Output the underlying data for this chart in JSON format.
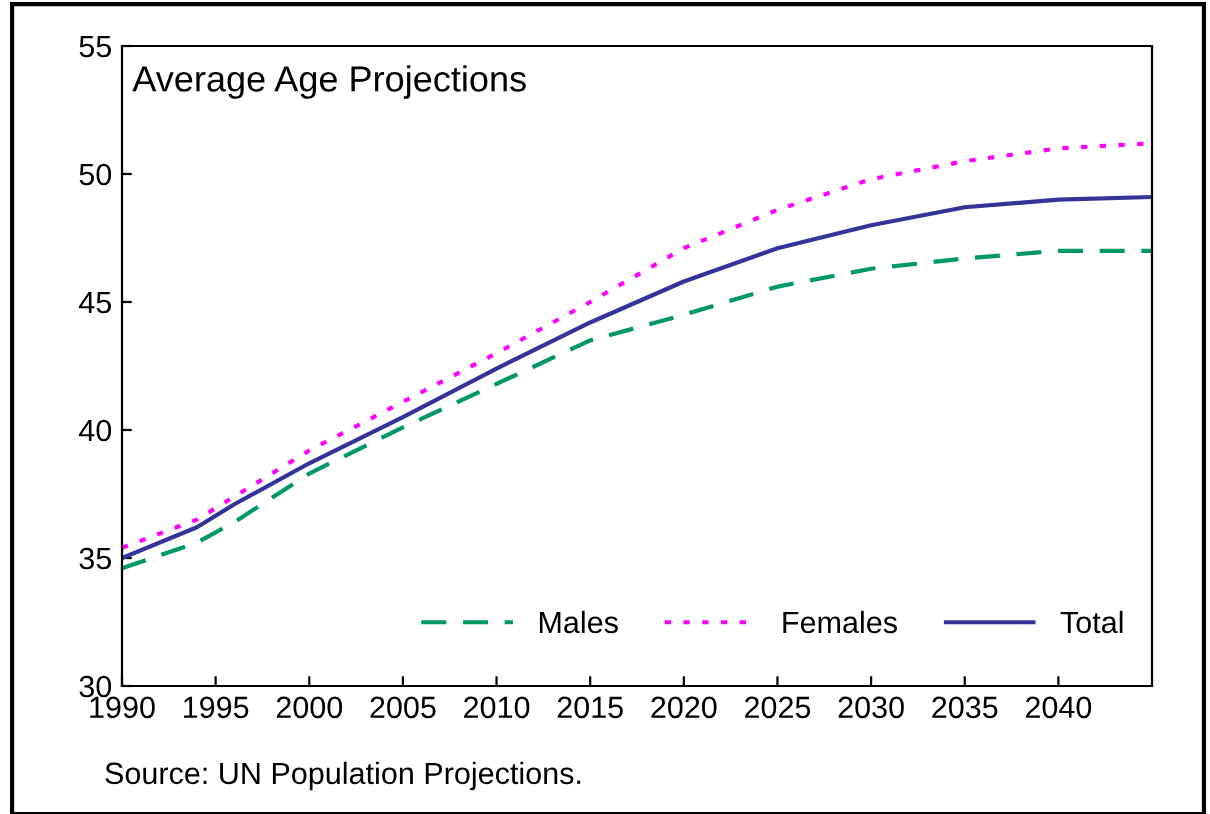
{
  "chart_data": {
    "type": "line",
    "title": "Average Age Projections",
    "annotations": [
      "Source: UN Population Projections."
    ],
    "x": [
      1990,
      1994,
      1996,
      2000,
      2005,
      2010,
      2015,
      2020,
      2025,
      2030,
      2035,
      2040,
      2045
    ],
    "series": [
      {
        "name": "Males",
        "color": "#009966",
        "line_style": "dashed",
        "values": [
          34.6,
          35.6,
          36.4,
          38.3,
          40.1,
          41.8,
          43.5,
          44.5,
          45.6,
          46.3,
          46.7,
          47.0,
          47.0
        ]
      },
      {
        "name": "Females",
        "color": "#ff00ff",
        "line_style": "dotted",
        "values": [
          35.4,
          36.5,
          37.4,
          39.2,
          41.1,
          43.0,
          45.0,
          47.1,
          48.6,
          49.8,
          50.5,
          51.0,
          51.2
        ]
      },
      {
        "name": "Total",
        "color": "#333399",
        "line_style": "solid",
        "values": [
          35.0,
          36.2,
          37.1,
          38.7,
          40.5,
          42.4,
          44.2,
          45.8,
          47.1,
          48.0,
          48.7,
          49.0,
          49.1
        ]
      }
    ],
    "xlim": [
      1990,
      2045
    ],
    "xticks": [
      1990,
      1995,
      2000,
      2005,
      2010,
      2015,
      2020,
      2025,
      2030,
      2035,
      2040
    ],
    "ylim": [
      30,
      55
    ],
    "yticks": [
      30,
      35,
      40,
      45,
      50,
      55
    ],
    "grid": false,
    "legend": "bottom right",
    "marker": "none"
  }
}
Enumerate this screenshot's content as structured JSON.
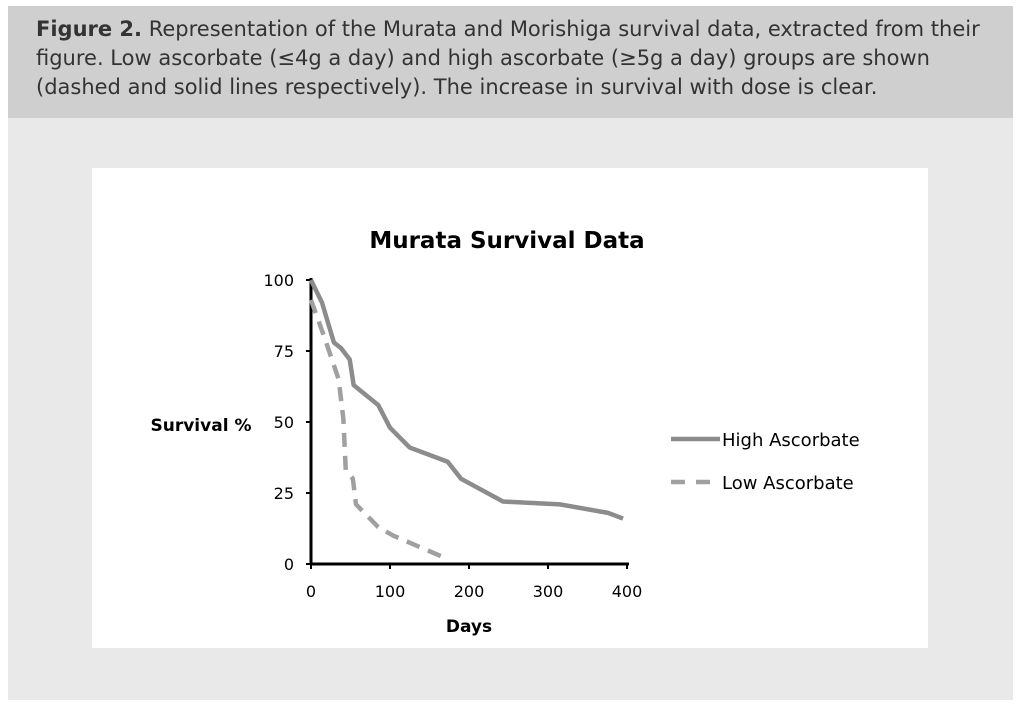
{
  "caption": {
    "label": "Figure 2.",
    "text": " Representation of the Murata and Morishiga survival data, extracted from their figure. Low ascorbate (≤4g a day) and high ascorbate (≥5g a day) groups are shown (dashed and solid lines respectively). The increase in survival with dose is clear."
  },
  "chart_data": {
    "type": "line",
    "title": "Murata Survival Data",
    "xlabel": "Days",
    "ylabel": "Survival %",
    "xlim": [
      0,
      400
    ],
    "ylim": [
      0,
      100
    ],
    "xticks": [
      0,
      100,
      200,
      300,
      400
    ],
    "yticks": [
      0,
      25,
      50,
      75,
      100
    ],
    "grid": false,
    "legend": "right",
    "series": [
      {
        "name": "High Ascorbate",
        "style": "solid",
        "color": "#8c8c8c",
        "points": [
          [
            0,
            100
          ],
          [
            14,
            92
          ],
          [
            29,
            78
          ],
          [
            38,
            76
          ],
          [
            49,
            72
          ],
          [
            54,
            63
          ],
          [
            85,
            56
          ],
          [
            100,
            48
          ],
          [
            125,
            41
          ],
          [
            154,
            38
          ],
          [
            173,
            36
          ],
          [
            190,
            30
          ],
          [
            243,
            22
          ],
          [
            315,
            21
          ],
          [
            376,
            18
          ],
          [
            395,
            16
          ]
        ]
      },
      {
        "name": "Low Ascorbate",
        "style": "dashed",
        "color": "#a0a0a0",
        "points": [
          [
            0,
            93
          ],
          [
            18,
            79
          ],
          [
            35,
            65
          ],
          [
            41,
            51
          ],
          [
            44,
            33
          ],
          [
            53,
            30
          ],
          [
            57,
            21
          ],
          [
            85,
            13
          ],
          [
            104,
            10
          ],
          [
            171,
            2
          ]
        ]
      }
    ]
  }
}
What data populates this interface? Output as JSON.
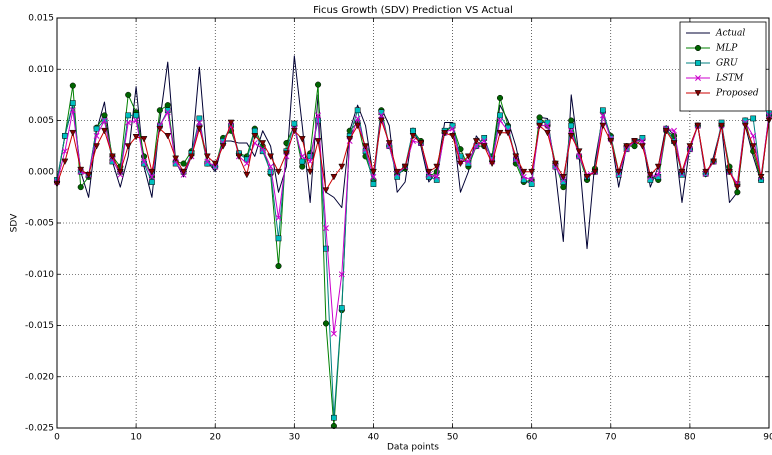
{
  "chart_data": {
    "type": "line",
    "title": "Ficus Growth (SDV) Prediction VS Actual",
    "xlabel": "Data points",
    "ylabel": "SDV",
    "x": [
      0,
      1,
      2,
      3,
      4,
      5,
      6,
      7,
      8,
      9,
      10,
      11,
      12,
      13,
      14,
      15,
      16,
      17,
      18,
      19,
      20,
      21,
      22,
      23,
      24,
      25,
      26,
      27,
      28,
      29,
      30,
      31,
      32,
      33,
      34,
      35,
      36,
      37,
      38,
      39,
      40,
      41,
      42,
      43,
      44,
      45,
      46,
      47,
      48,
      49,
      50,
      51,
      52,
      53,
      54,
      55,
      56,
      57,
      58,
      59,
      60,
      61,
      62,
      63,
      64,
      65,
      66,
      67,
      68,
      69,
      70,
      71,
      72,
      73,
      74,
      75,
      76,
      77,
      78,
      79,
      80,
      81,
      82,
      83,
      84,
      85,
      86,
      87,
      88,
      89,
      90
    ],
    "xlim": [
      0,
      90
    ],
    "xticks": [
      0,
      10,
      20,
      30,
      40,
      50,
      60,
      70,
      80,
      90
    ],
    "ylim": [
      -0.025,
      0.015
    ],
    "yticks": [
      -0.025,
      {
        "value": -0.02,
        "label": "-0.020"
      },
      -0.015,
      {
        "value": -0.01,
        "label": "-0.010"
      },
      -0.005,
      {
        "value": 0,
        "label": "0.000"
      },
      0.005,
      {
        "value": 0.01,
        "label": "0.010"
      },
      0.015
    ],
    "grid": true,
    "legend": "upper right",
    "series": [
      {
        "name": "Actual",
        "color": "#000033",
        "marker": "none",
        "values": [
          -0.001,
          0.0035,
          0.0065,
          0.0,
          -0.0025,
          0.004,
          0.0068,
          0.001,
          -0.0015,
          0.0015,
          0.0083,
          0.0005,
          -0.0025,
          0.005,
          0.0107,
          0.001,
          -0.0005,
          0.0015,
          0.0102,
          0.001,
          0.0,
          0.003,
          0.003,
          0.0028,
          0.0028,
          0.0015,
          0.004,
          0.0025,
          -0.002,
          0.0005,
          0.0113,
          0.0045,
          -0.003,
          0.0075,
          -0.002,
          -0.0025,
          -0.0035,
          0.004,
          0.0065,
          0.0045,
          -0.0005,
          0.0062,
          0.0045,
          -0.002,
          -0.001,
          0.004,
          0.0025,
          -0.001,
          0.0,
          0.0048,
          0.0048,
          -0.002,
          0.0,
          0.0035,
          0.0025,
          0.0015,
          0.0065,
          0.005,
          0.0025,
          -0.001,
          -0.001,
          0.0053,
          0.0052,
          0.0,
          -0.0068,
          0.0075,
          0.0015,
          -0.0075,
          0.001,
          0.0055,
          0.0035,
          -0.0015,
          0.0025,
          0.003,
          0.0032,
          -0.0015,
          0.0005,
          0.0045,
          0.0035,
          -0.003,
          0.0025,
          0.0045,
          -0.0005,
          0.0015,
          0.0045,
          -0.003,
          -0.002,
          0.0045,
          0.0015,
          -0.001,
          0.0055
        ]
      },
      {
        "name": "MLP",
        "color": "#008000",
        "marker_color": "#006400",
        "marker": "circle",
        "values": [
          -0.001,
          0.0035,
          0.0084,
          -0.0015,
          -0.0005,
          0.0043,
          0.0055,
          0.0015,
          0.0005,
          0.0075,
          0.0058,
          0.0015,
          -0.0005,
          0.006,
          0.0065,
          0.001,
          0.0008,
          0.002,
          0.0045,
          0.0008,
          0.0005,
          0.0033,
          0.004,
          0.0018,
          0.0015,
          0.0042,
          0.0025,
          -0.0002,
          -0.0092,
          0.0028,
          0.0045,
          0.0005,
          0.0018,
          0.0085,
          -0.0148,
          -0.0248,
          -0.0135,
          0.004,
          0.0048,
          0.0015,
          -0.0008,
          0.006,
          0.0025,
          -0.0003,
          0.0003,
          0.004,
          0.003,
          -0.0005,
          0.0,
          0.0038,
          0.0045,
          0.0022,
          0.0005,
          0.0025,
          0.0025,
          0.0015,
          0.0072,
          0.0045,
          0.0008,
          -0.001,
          -0.0008,
          0.0053,
          0.0045,
          0.0008,
          -0.0015,
          0.005,
          0.0015,
          -0.0008,
          0.0003,
          0.0058,
          0.0035,
          0.0,
          0.0025,
          0.0025,
          0.0032,
          -0.0005,
          -0.0008,
          0.004,
          0.0035,
          0.0,
          0.0022,
          0.0045,
          -0.0002,
          0.001,
          0.0045,
          0.0005,
          -0.002,
          0.005,
          0.002,
          -0.0008,
          0.0055
        ]
      },
      {
        "name": "GRU",
        "color": "#008080",
        "marker_color": "#00bfbf",
        "marker": "square",
        "values": [
          -0.0008,
          0.0035,
          0.0067,
          0.0,
          -0.0003,
          0.0042,
          0.005,
          0.001,
          0.0,
          0.0055,
          0.0055,
          0.0008,
          -0.001,
          0.0045,
          0.006,
          0.0008,
          0.0,
          0.0018,
          0.0052,
          0.0008,
          0.0005,
          0.003,
          0.0045,
          0.0018,
          0.0012,
          0.004,
          0.002,
          0.0,
          -0.0065,
          0.002,
          0.0047,
          0.001,
          0.0015,
          0.005,
          -0.0075,
          -0.024,
          -0.0133,
          0.0035,
          0.006,
          0.002,
          -0.0012,
          0.0058,
          0.0025,
          -0.0005,
          0.0005,
          0.004,
          0.0028,
          -0.0005,
          -0.0008,
          0.004,
          0.0045,
          0.0015,
          0.0008,
          0.0025,
          0.0033,
          0.0012,
          0.0055,
          0.0043,
          0.0012,
          -0.0008,
          -0.0012,
          0.0048,
          0.0048,
          0.0005,
          -0.001,
          0.0045,
          0.0015,
          -0.0005,
          0.0,
          0.006,
          0.0033,
          -0.0003,
          0.0022,
          0.003,
          0.0033,
          -0.0008,
          -0.0005,
          0.0042,
          0.003,
          -0.0003,
          0.0022,
          0.0045,
          -0.0002,
          0.001,
          0.0048,
          0.0,
          -0.0012,
          0.005,
          0.0052,
          -0.0008,
          0.0057
        ]
      },
      {
        "name": "LSTM",
        "color": "#cc00cc",
        "marker_color": "#cc00cc",
        "marker": "x",
        "values": [
          -0.001,
          0.002,
          0.006,
          0.0,
          -0.0003,
          0.0035,
          0.005,
          0.0012,
          -0.0003,
          0.0048,
          0.005,
          0.001,
          -0.0005,
          0.0045,
          0.0058,
          0.001,
          -0.0003,
          0.0015,
          0.0048,
          0.001,
          0.0005,
          0.0028,
          0.0045,
          0.0015,
          0.0008,
          0.0028,
          0.0022,
          0.0005,
          -0.0045,
          0.0015,
          0.0042,
          0.0015,
          0.001,
          0.0055,
          -0.0055,
          -0.0158,
          -0.01,
          0.003,
          0.0052,
          0.0022,
          -0.0005,
          0.0055,
          0.0025,
          -0.0002,
          0.0005,
          0.003,
          0.0028,
          -0.0003,
          -0.0005,
          0.0038,
          0.0042,
          0.001,
          0.001,
          0.0025,
          0.003,
          0.001,
          0.005,
          0.004,
          0.0012,
          -0.0005,
          -0.0008,
          0.0045,
          0.0045,
          0.0005,
          -0.0008,
          0.004,
          0.0015,
          -0.0003,
          0.0,
          0.0055,
          0.0032,
          -0.0002,
          0.0022,
          0.003,
          0.003,
          -0.0005,
          -0.0003,
          0.0042,
          0.004,
          -0.0002,
          0.0022,
          0.0045,
          -0.0002,
          0.001,
          0.0045,
          0.0,
          -0.0012,
          0.0048,
          0.0035,
          -0.0005,
          0.0055
        ]
      },
      {
        "name": "Proposed",
        "color": "#cc0000",
        "marker_color": "#800000",
        "marker": "triangle_down",
        "values": [
          -0.0012,
          0.001,
          0.0038,
          0.0002,
          -0.0003,
          0.0025,
          0.004,
          0.0015,
          0.0,
          0.0025,
          0.0034,
          0.0032,
          0.0,
          0.0042,
          0.0035,
          0.0013,
          0.0,
          0.0015,
          0.0042,
          0.0015,
          0.0008,
          0.0025,
          0.0048,
          0.0015,
          -0.0003,
          0.0035,
          0.0028,
          0.0015,
          0.0,
          0.0018,
          0.004,
          0.0032,
          0.0,
          0.003,
          -0.0018,
          -0.0005,
          0.0005,
          0.0032,
          0.0045,
          0.0025,
          0.0,
          0.005,
          0.0028,
          0.0,
          0.0005,
          0.0035,
          0.0028,
          0.0,
          0.0005,
          0.0038,
          0.0035,
          0.0008,
          0.0015,
          0.003,
          0.0025,
          0.0008,
          0.0038,
          0.0038,
          0.0015,
          0.0,
          0.0,
          0.0045,
          0.0038,
          0.0008,
          -0.0005,
          0.0035,
          0.002,
          -0.0005,
          0.0,
          0.0045,
          0.003,
          0.0,
          0.0025,
          0.003,
          0.0025,
          -0.0003,
          0.0005,
          0.004,
          0.0028,
          0.0,
          0.0025,
          0.0045,
          0.0,
          0.001,
          0.0045,
          0.0,
          -0.0015,
          0.0045,
          0.0025,
          -0.0005,
          0.005
        ]
      }
    ]
  }
}
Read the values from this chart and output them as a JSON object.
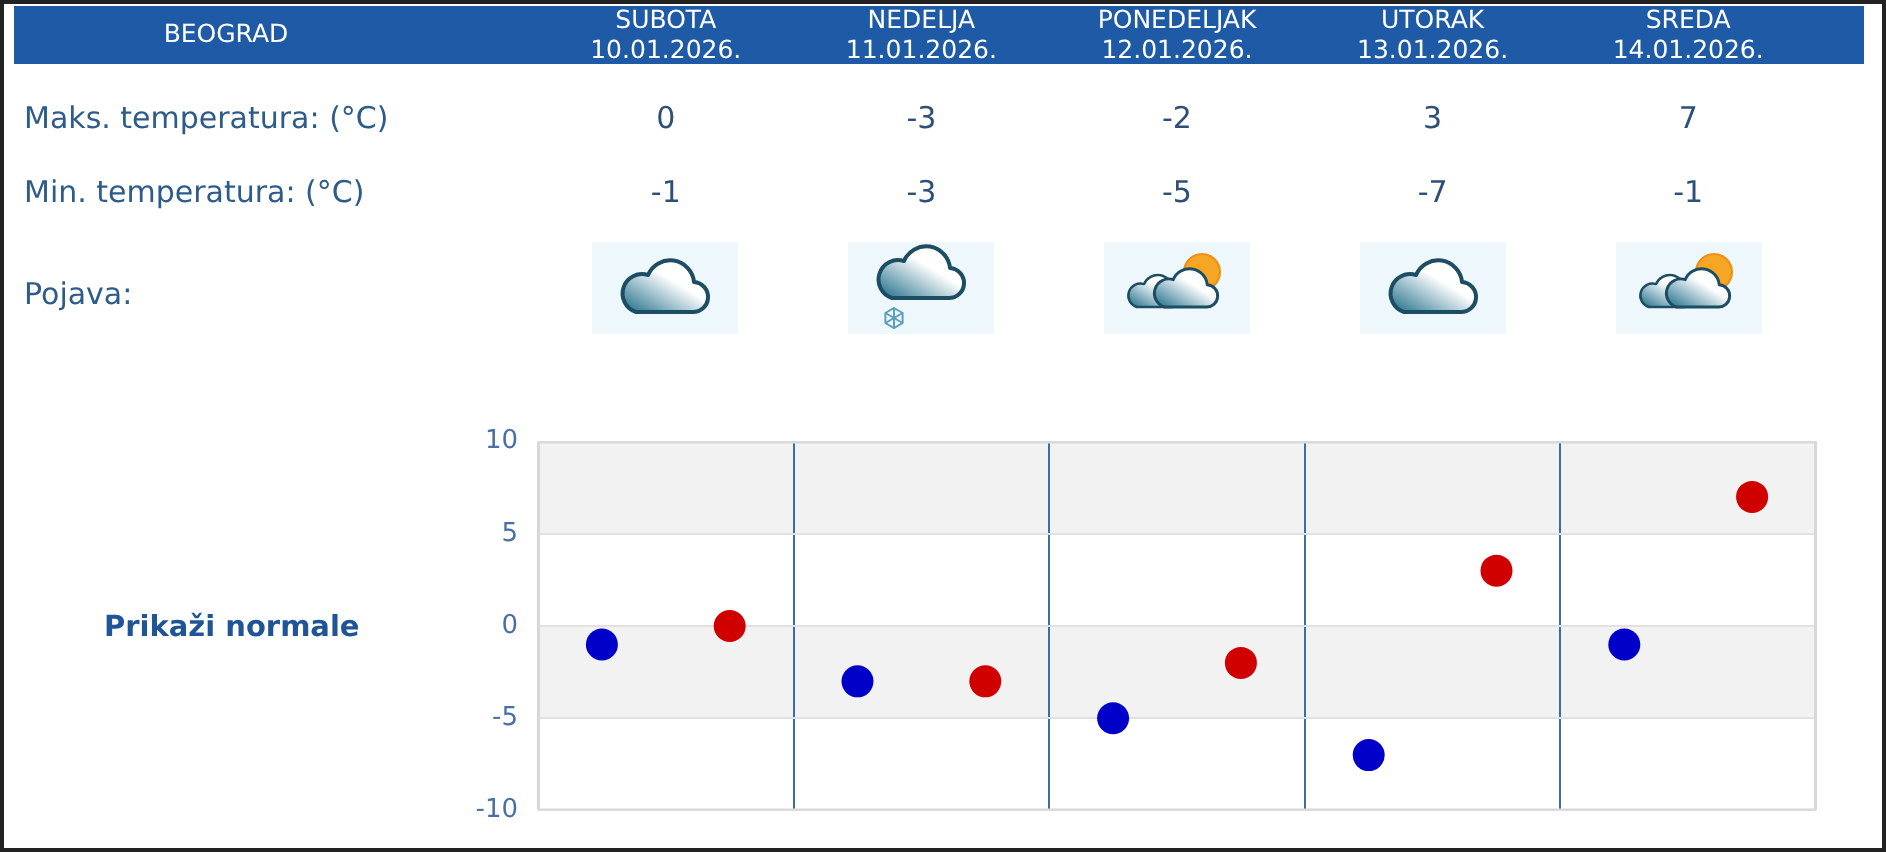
{
  "chart_data": {
    "type": "scatter",
    "title": "BEOGRAD",
    "categories": [
      null,
      null,
      null,
      null,
      null
    ],
    "series": [
      {
        "color": "#d10000",
        "values": [
          0,
          -3,
          -2,
          3,
          7
        ]
      },
      {
        "color": "#0000c8",
        "values": [
          -1,
          -3,
          -5,
          -7,
          -1
        ]
      }
    ],
    "ylim": [
      -10,
      10
    ],
    "yticks": [
      -10,
      -5,
      0,
      5,
      10
    ],
    "grid": true,
    "bands": [
      {
        "axis": "y",
        "from": 5,
        "to": 10,
        "color": "#f2f2f2"
      },
      {
        "axis": "y",
        "from": -5,
        "to": 0,
        "color": "#f2f2f2"
      }
    ],
    "marker": "circle",
    "data_labels": true,
    "annotations": [
      "SUBOTA\n10.01.2026.",
      "NEDELJA\n11.01.2026.",
      "PONEDELJAK\n12.01.2026.",
      "UTORAK\n13.01.2026.",
      "SREDA\n14.01.2026.",
      "Maks. temperatura: (°C)",
      "Min. temperatura: (°C)",
      "Pojava:",
      "Prikaži normale"
    ]
  }
}
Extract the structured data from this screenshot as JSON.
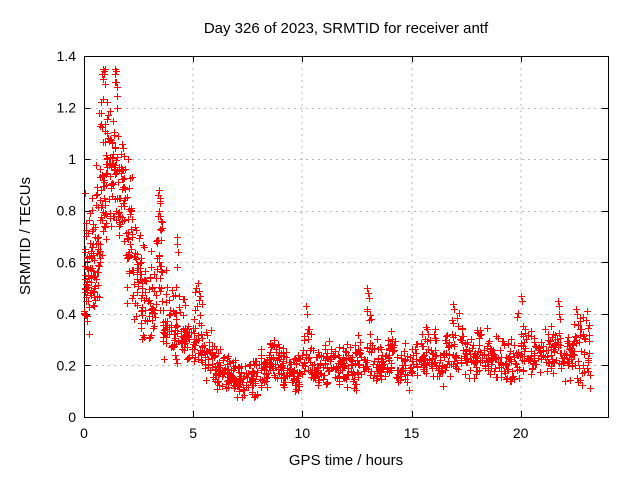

------------------------------------------------

**Exercise**. Where does the word "from" appear in the listing? List each line that holds it.

**Exercise response**.
    "text": " Representation of the Murata and Morishiga survival data, extracted from their figure. Low ascorbate (≤4g a day) and high ascorbate (≥5g a day) groups are shown (dashed and solid lines respectively). The increase in survival with dose is clear."
Read the values from this chart and output them as a JSON object.
        "from": 5,
        "from": -5,
Extract the structured data from this screenshot as JSON.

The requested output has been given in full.